> **What the exercise asks**
Exact reproduction of the data is required, with images excluded.

• • • • • • •

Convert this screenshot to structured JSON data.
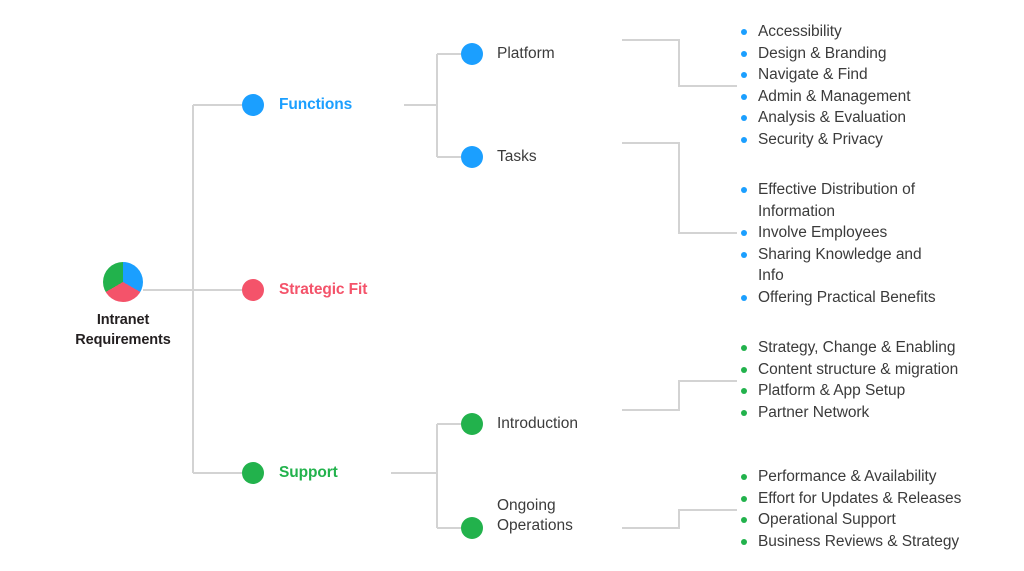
{
  "diagram": {
    "title": "Intranet Requirements mind map",
    "root": {
      "label_line1": "Intranet",
      "label_line2": "Requirements",
      "icon": "pie-chart",
      "segment_colors": [
        "#1b9fff",
        "#f4536a",
        "#22b24c"
      ]
    },
    "colors": {
      "functions": "#1b9fff",
      "strategic_fit": "#f4536a",
      "support": "#22b24c",
      "node_text": "#3b3b3b",
      "root_text": "#231f20",
      "connector": "#d3d3d3"
    },
    "branches": {
      "functions": {
        "label": "Functions",
        "children": {
          "platform": {
            "label": "Platform",
            "items": [
              "Accessibility",
              "Design & Branding",
              "Navigate & Find",
              "Admin & Management",
              "Analysis & Evaluation",
              "Security & Privacy"
            ]
          },
          "tasks": {
            "label": "Tasks",
            "items": [
              "Effective Distribution of Information",
              "Involve Employees",
              "Sharing Knowledge and Info",
              "Offering Practical Benefits"
            ]
          }
        }
      },
      "strategic_fit": {
        "label": "Strategic Fit"
      },
      "support": {
        "label": "Support",
        "children": {
          "introduction": {
            "label": "Introduction",
            "items": [
              "Strategy, Change & Enabling",
              "Content structure & migration",
              "Platform & App Setup",
              "Partner Network"
            ]
          },
          "ongoing_operations": {
            "label": "Ongoing\nOperations",
            "items": [
              "Performance & Availability",
              "Effort for Updates & Releases",
              "Operational Support",
              "Business Reviews & Strategy"
            ]
          }
        }
      }
    }
  }
}
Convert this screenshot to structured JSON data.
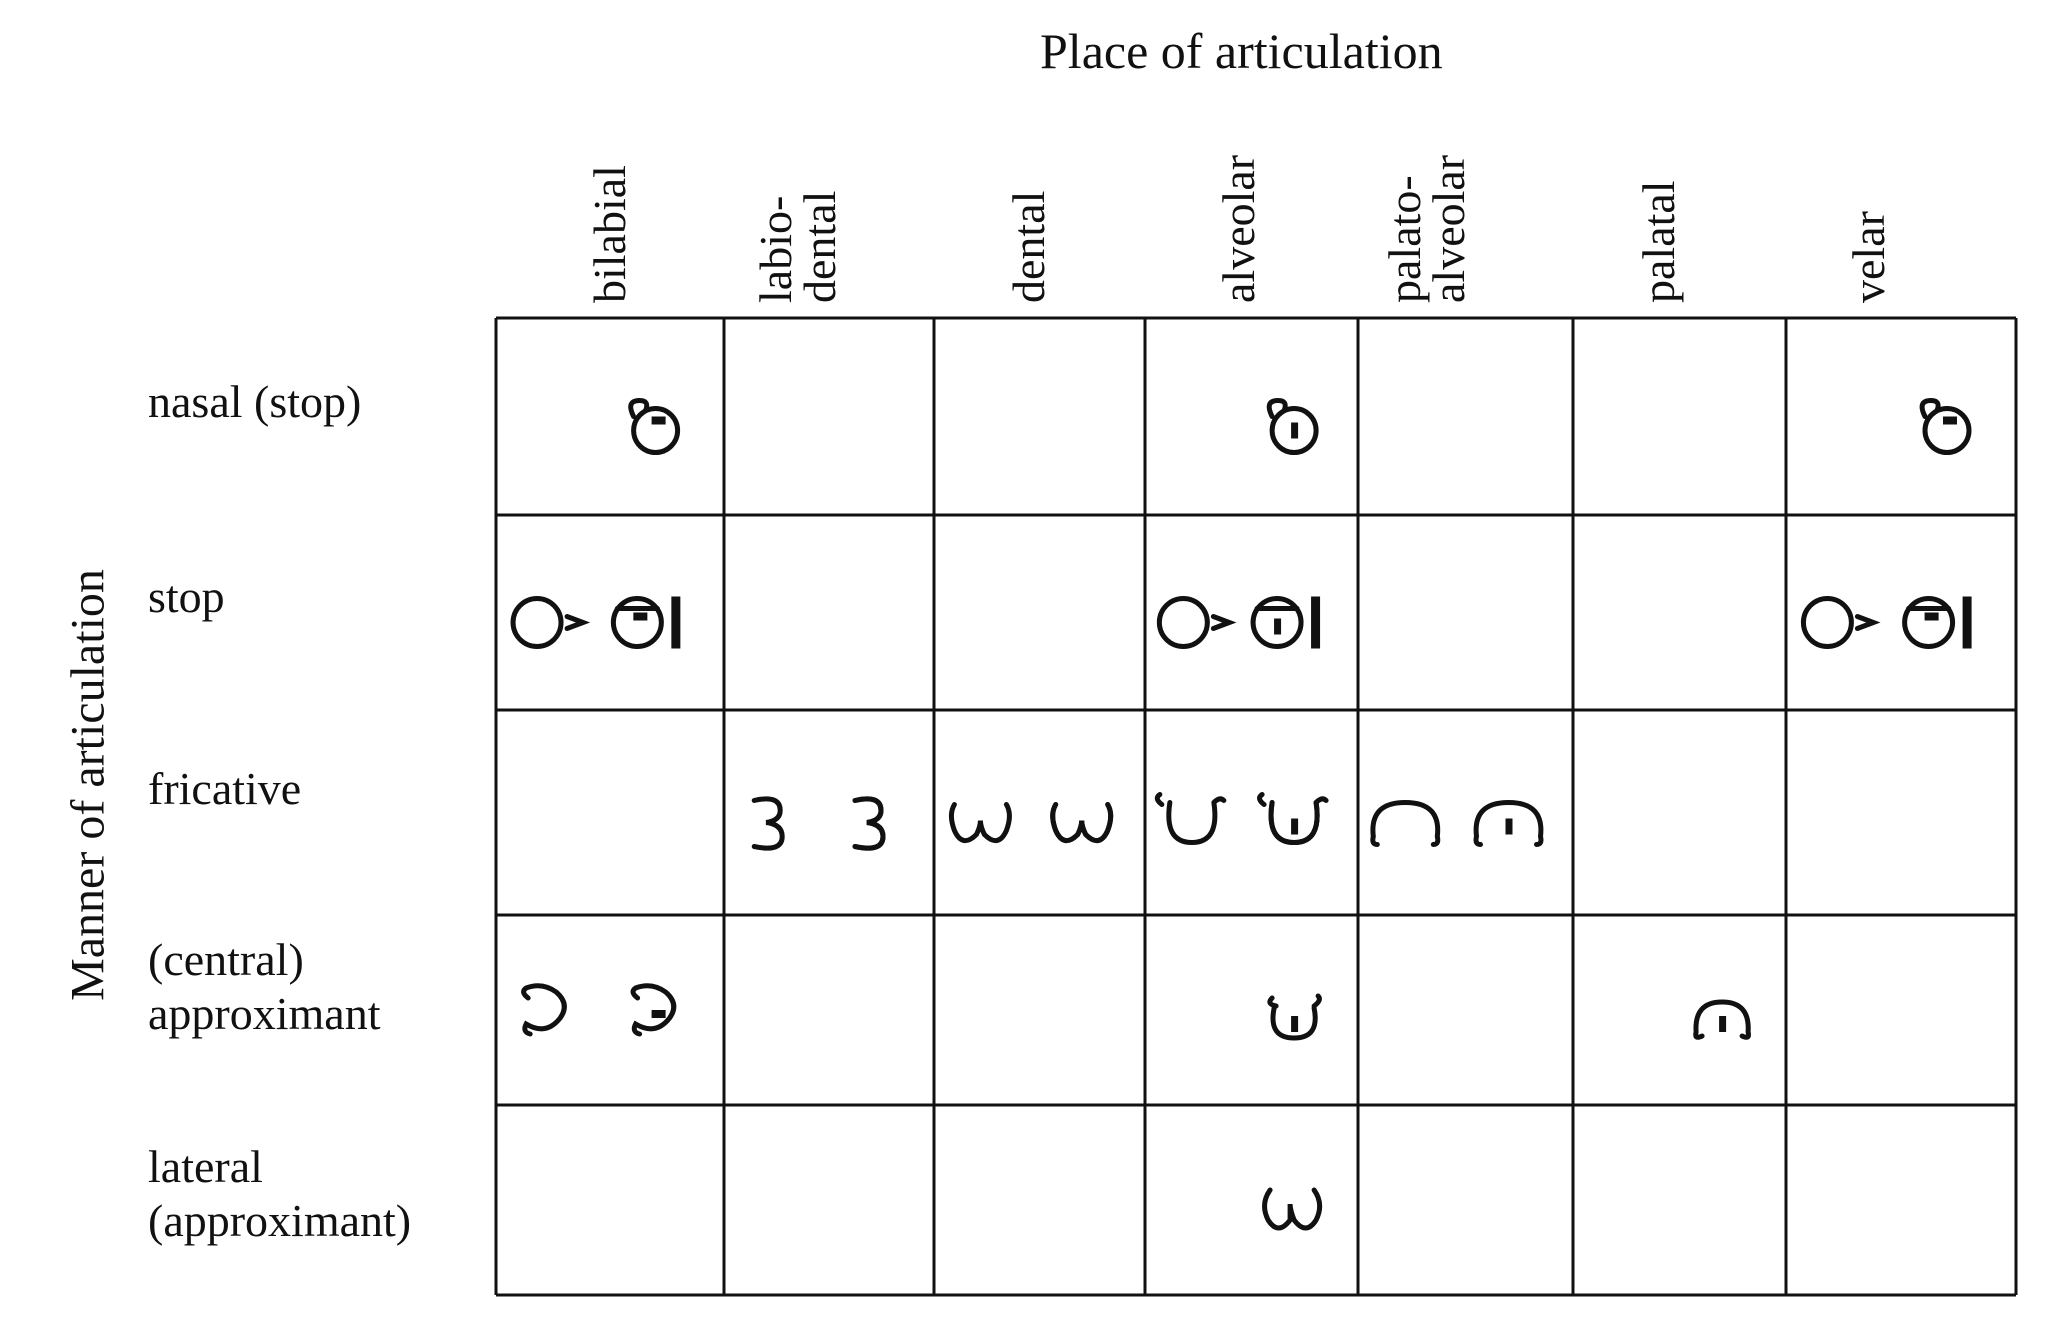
{
  "title": "Place of articulation",
  "yaxis_label": "Manner of articulation",
  "columns": [
    {
      "lines": [
        "bilabial"
      ]
    },
    {
      "lines": [
        "labio-",
        "dental"
      ]
    },
    {
      "lines": [
        "dental"
      ]
    },
    {
      "lines": [
        "alveolar"
      ]
    },
    {
      "lines": [
        "palato-",
        "alveolar"
      ]
    },
    {
      "lines": [
        "palatal"
      ]
    },
    {
      "lines": [
        "velar"
      ]
    }
  ],
  "rows": [
    {
      "lines": [
        "nasal (stop)"
      ]
    },
    {
      "lines": [
        "stop"
      ]
    },
    {
      "lines": [
        "fricative"
      ]
    },
    {
      "lines": [
        "(central)",
        "approximant"
      ]
    },
    {
      "lines": [
        "lateral",
        "(approximant)"
      ]
    }
  ],
  "cells": [
    {
      "row": 0,
      "col": 0,
      "symbols": [
        "nasal-bilabial-voiced"
      ]
    },
    {
      "row": 0,
      "col": 3,
      "symbols": [
        "nasal-alveolar-voiced"
      ]
    },
    {
      "row": 0,
      "col": 6,
      "symbols": [
        "nasal-velar-voiced"
      ]
    },
    {
      "row": 1,
      "col": 0,
      "symbols": [
        "stop-bilabial-voiceless",
        "stop-bilabial-voiced"
      ]
    },
    {
      "row": 1,
      "col": 3,
      "symbols": [
        "stop-alveolar-voiceless",
        "stop-alveolar-voiced"
      ]
    },
    {
      "row": 1,
      "col": 6,
      "symbols": [
        "stop-velar-voiceless",
        "stop-velar-voiced"
      ]
    },
    {
      "row": 2,
      "col": 1,
      "symbols": [
        "fricative-labiodental-voiceless",
        "fricative-labiodental-voiced"
      ]
    },
    {
      "row": 2,
      "col": 2,
      "symbols": [
        "fricative-dental-voiceless",
        "fricative-dental-voiced"
      ]
    },
    {
      "row": 2,
      "col": 3,
      "symbols": [
        "fricative-alveolar-voiceless",
        "fricative-alveolar-voiced"
      ]
    },
    {
      "row": 2,
      "col": 4,
      "symbols": [
        "fricative-palatoalveolar-voiceless",
        "fricative-palatoalveolar-voiced"
      ]
    },
    {
      "row": 3,
      "col": 0,
      "symbols": [
        "approximant-bilabial-voiceless",
        "approximant-bilabial-voiced"
      ]
    },
    {
      "row": 3,
      "col": 3,
      "symbols": [
        "approximant-alveolar-voiced"
      ]
    },
    {
      "row": 3,
      "col": 5,
      "symbols": [
        "approximant-palatal-voiced"
      ]
    },
    {
      "row": 4,
      "col": 3,
      "symbols": [
        "lateral-alveolar-voiced"
      ]
    }
  ]
}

• • • • • • •

> **The completed task**
Convert this screenshot to structured JSON data.
{
  "diagram": {
    "title": "Intranet Requirements mind map",
    "root": {
      "label_line1": "Intranet",
      "label_line2": "Requirements",
      "icon": "pie-chart",
      "segment_colors": [
        "#1b9fff",
        "#f4536a",
        "#22b24c"
      ]
    },
    "colors": {
      "functions": "#1b9fff",
      "strategic_fit": "#f4536a",
      "support": "#22b24c",
      "node_text": "#3b3b3b",
      "root_text": "#231f20",
      "connector": "#d3d3d3"
    },
    "branches": {
      "functions": {
        "label": "Functions",
        "children": {
          "platform": {
            "label": "Platform",
            "items": [
              "Accessibility",
              "Design & Branding",
              "Navigate & Find",
              "Admin & Management",
              "Analysis & Evaluation",
              "Security & Privacy"
            ]
          },
          "tasks": {
            "label": "Tasks",
            "items": [
              "Effective Distribution of Information",
              "Involve Employees",
              "Sharing Knowledge and Info",
              "Offering Practical Benefits"
            ]
          }
        }
      },
      "strategic_fit": {
        "label": "Strategic Fit"
      },
      "support": {
        "label": "Support",
        "children": {
          "introduction": {
            "label": "Introduction",
            "items": [
              "Strategy, Change & Enabling",
              "Content structure & migration",
              "Platform & App Setup",
              "Partner Network"
            ]
          },
          "ongoing_operations": {
            "label": "Ongoing\nOperations",
            "items": [
              "Performance & Availability",
              "Effort for Updates & Releases",
              "Operational Support",
              "Business Reviews & Strategy"
            ]
          }
        }
      }
    }
  }
}
Convert this screenshot to structured JSON data.
{
  "title": "Place of articulation",
  "yaxis_label": "Manner of articulation",
  "columns": [
    {
      "lines": [
        "bilabial"
      ]
    },
    {
      "lines": [
        "labio-",
        "dental"
      ]
    },
    {
      "lines": [
        "dental"
      ]
    },
    {
      "lines": [
        "alveolar"
      ]
    },
    {
      "lines": [
        "palato-",
        "alveolar"
      ]
    },
    {
      "lines": [
        "palatal"
      ]
    },
    {
      "lines": [
        "velar"
      ]
    }
  ],
  "rows": [
    {
      "lines": [
        "nasal (stop)"
      ]
    },
    {
      "lines": [
        "stop"
      ]
    },
    {
      "lines": [
        "fricative"
      ]
    },
    {
      "lines": [
        "(central)",
        "approximant"
      ]
    },
    {
      "lines": [
        "lateral",
        "(approximant)"
      ]
    }
  ],
  "cells": [
    {
      "row": 0,
      "col": 0,
      "symbols": [
        "nasal-bilabial-voiced"
      ]
    },
    {
      "row": 0,
      "col": 3,
      "symbols": [
        "nasal-alveolar-voiced"
      ]
    },
    {
      "row": 0,
      "col": 6,
      "symbols": [
        "nasal-velar-voiced"
      ]
    },
    {
      "row": 1,
      "col": 0,
      "symbols": [
        "stop-bilabial-voiceless",
        "stop-bilabial-voiced"
      ]
    },
    {
      "row": 1,
      "col": 3,
      "symbols": [
        "stop-alveolar-voiceless",
        "stop-alveolar-voiced"
      ]
    },
    {
      "row": 1,
      "col": 6,
      "symbols": [
        "stop-velar-voiceless",
        "stop-velar-voiced"
      ]
    },
    {
      "row": 2,
      "col": 1,
      "symbols": [
        "fricative-labiodental-voiceless",
        "fricative-labiodental-voiced"
      ]
    },
    {
      "row": 2,
      "col": 2,
      "symbols": [
        "fricative-dental-voiceless",
        "fricative-dental-voiced"
      ]
    },
    {
      "row": 2,
      "col": 3,
      "symbols": [
        "fricative-alveolar-voiceless",
        "fricative-alveolar-voiced"
      ]
    },
    {
      "row": 2,
      "col": 4,
      "symbols": [
        "fricative-palatoalveolar-voiceless",
        "fricative-palatoalveolar-voiced"
      ]
    },
    {
      "row": 3,
      "col": 0,
      "symbols": [
        "approximant-bilabial-voiceless",
        "approximant-bilabial-voiced"
      ]
    },
    {
      "row": 3,
      "col": 3,
      "symbols": [
        "approximant-alveolar-voiced"
      ]
    },
    {
      "row": 3,
      "col": 5,
      "symbols": [
        "approximant-palatal-voiced"
      ]
    },
    {
      "row": 4,
      "col": 3,
      "symbols": [
        "lateral-alveolar-voiced"
      ]
    }
  ]
}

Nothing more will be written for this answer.